Listed records>
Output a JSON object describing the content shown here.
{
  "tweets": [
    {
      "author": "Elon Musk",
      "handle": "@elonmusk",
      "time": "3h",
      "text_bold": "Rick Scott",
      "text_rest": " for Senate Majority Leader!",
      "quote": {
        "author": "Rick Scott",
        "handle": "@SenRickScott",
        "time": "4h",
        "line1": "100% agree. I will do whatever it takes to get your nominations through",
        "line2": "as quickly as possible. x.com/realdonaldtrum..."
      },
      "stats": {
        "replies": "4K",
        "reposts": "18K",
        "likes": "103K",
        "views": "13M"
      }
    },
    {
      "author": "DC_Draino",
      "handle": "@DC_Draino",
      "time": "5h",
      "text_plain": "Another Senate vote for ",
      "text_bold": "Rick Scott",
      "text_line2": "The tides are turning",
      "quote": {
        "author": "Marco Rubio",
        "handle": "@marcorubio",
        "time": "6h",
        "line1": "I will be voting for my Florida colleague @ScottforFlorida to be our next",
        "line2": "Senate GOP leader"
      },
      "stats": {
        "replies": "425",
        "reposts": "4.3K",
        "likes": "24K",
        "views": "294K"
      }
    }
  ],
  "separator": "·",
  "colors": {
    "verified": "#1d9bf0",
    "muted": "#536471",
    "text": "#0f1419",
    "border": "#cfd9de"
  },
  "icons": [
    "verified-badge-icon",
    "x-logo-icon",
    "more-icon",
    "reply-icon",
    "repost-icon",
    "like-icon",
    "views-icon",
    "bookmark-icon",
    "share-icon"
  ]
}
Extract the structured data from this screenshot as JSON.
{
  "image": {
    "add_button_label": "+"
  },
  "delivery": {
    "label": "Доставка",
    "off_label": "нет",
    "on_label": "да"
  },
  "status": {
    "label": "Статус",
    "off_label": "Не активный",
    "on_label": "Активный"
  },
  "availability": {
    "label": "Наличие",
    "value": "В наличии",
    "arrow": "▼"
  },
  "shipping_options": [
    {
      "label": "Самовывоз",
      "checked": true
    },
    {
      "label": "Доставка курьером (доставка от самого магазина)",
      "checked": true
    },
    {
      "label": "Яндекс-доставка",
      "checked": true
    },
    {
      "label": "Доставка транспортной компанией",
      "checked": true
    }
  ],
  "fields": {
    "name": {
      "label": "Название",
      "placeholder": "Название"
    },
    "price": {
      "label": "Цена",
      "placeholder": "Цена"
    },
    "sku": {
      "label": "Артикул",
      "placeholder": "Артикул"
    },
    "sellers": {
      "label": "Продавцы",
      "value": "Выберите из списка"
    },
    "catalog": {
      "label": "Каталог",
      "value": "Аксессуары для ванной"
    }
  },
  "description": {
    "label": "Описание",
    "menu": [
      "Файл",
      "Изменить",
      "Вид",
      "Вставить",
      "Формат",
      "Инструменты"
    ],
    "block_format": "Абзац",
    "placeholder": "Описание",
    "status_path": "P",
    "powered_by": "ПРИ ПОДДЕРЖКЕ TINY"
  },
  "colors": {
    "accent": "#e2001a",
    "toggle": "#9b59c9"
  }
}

Objective> Every entry should be printed again exactly as it stands.

Solution for this exercise>
Output a JSON object describing the content shown here.
{
  "tweets": [
    {
      "author": "Elon Musk",
      "handle": "@elonmusk",
      "time": "3h",
      "text_bold": "Rick Scott",
      "text_rest": " for Senate Majority Leader!",
      "quote": {
        "author": "Rick Scott",
        "handle": "@SenRickScott",
        "time": "4h",
        "line1": "100% agree. I will do whatever it takes to get your nominations through",
        "line2": "as quickly as possible. x.com/realdonaldtrum..."
      },
      "stats": {
        "replies": "4K",
        "reposts": "18K",
        "likes": "103K",
        "views": "13M"
      }
    },
    {
      "author": "DC_Draino",
      "handle": "@DC_Draino",
      "time": "5h",
      "text_plain": "Another Senate vote for ",
      "text_bold": "Rick Scott",
      "text_line2": "The tides are turning",
      "quote": {
        "author": "Marco Rubio",
        "handle": "@marcorubio",
        "time": "6h",
        "line1": "I will be voting for my Florida colleague @ScottforFlorida to be our next",
        "line2": "Senate GOP leader"
      },
      "stats": {
        "replies": "425",
        "reposts": "4.3K",
        "likes": "24K",
        "views": "294K"
      }
    }
  ],
  "separator": "·",
  "colors": {
    "verified": "#1d9bf0",
    "muted": "#536471",
    "text": "#0f1419",
    "border": "#cfd9de"
  },
  "icons": [
    "verified-badge-icon",
    "x-logo-icon",
    "more-icon",
    "reply-icon",
    "repost-icon",
    "like-icon",
    "views-icon",
    "bookmark-icon",
    "share-icon"
  ]
}
Extract the structured data from this screenshot as JSON.
{
  "image": {
    "add_button_label": "+"
  },
  "delivery": {
    "label": "Доставка",
    "off_label": "нет",
    "on_label": "да"
  },
  "status": {
    "label": "Статус",
    "off_label": "Не активный",
    "on_label": "Активный"
  },
  "availability": {
    "label": "Наличие",
    "value": "В наличии",
    "arrow": "▼"
  },
  "shipping_options": [
    {
      "label": "Самовывоз",
      "checked": true
    },
    {
      "label": "Доставка курьером (доставка от самого магазина)",
      "checked": true
    },
    {
      "label": "Яндекс-доставка",
      "checked": true
    },
    {
      "label": "Доставка транспортной компанией",
      "checked": true
    }
  ],
  "fields": {
    "name": {
      "label": "Название",
      "placeholder": "Название"
    },
    "price": {
      "label": "Цена",
      "placeholder": "Цена"
    },
    "sku": {
      "label": "Артикул",
      "placeholder": "Артикул"
    },
    "sellers": {
      "label": "Продавцы",
      "value": "Выберите из списка"
    },
    "catalog": {
      "label": "Каталог",
      "value": "Аксессуары для ванной"
    }
  },
  "description": {
    "label": "Описание",
    "menu": [
      "Файл",
      "Изменить",
      "Вид",
      "Вставить",
      "Формат",
      "Инструменты"
    ],
    "block_format": "Абзац",
    "placeholder": "Описание",
    "status_path": "P",
    "powered_by": "ПРИ ПОДДЕРЖКЕ TINY"
  },
  "colors": {
    "accent": "#e2001a",
    "toggle": "#9b59c9"
  }
}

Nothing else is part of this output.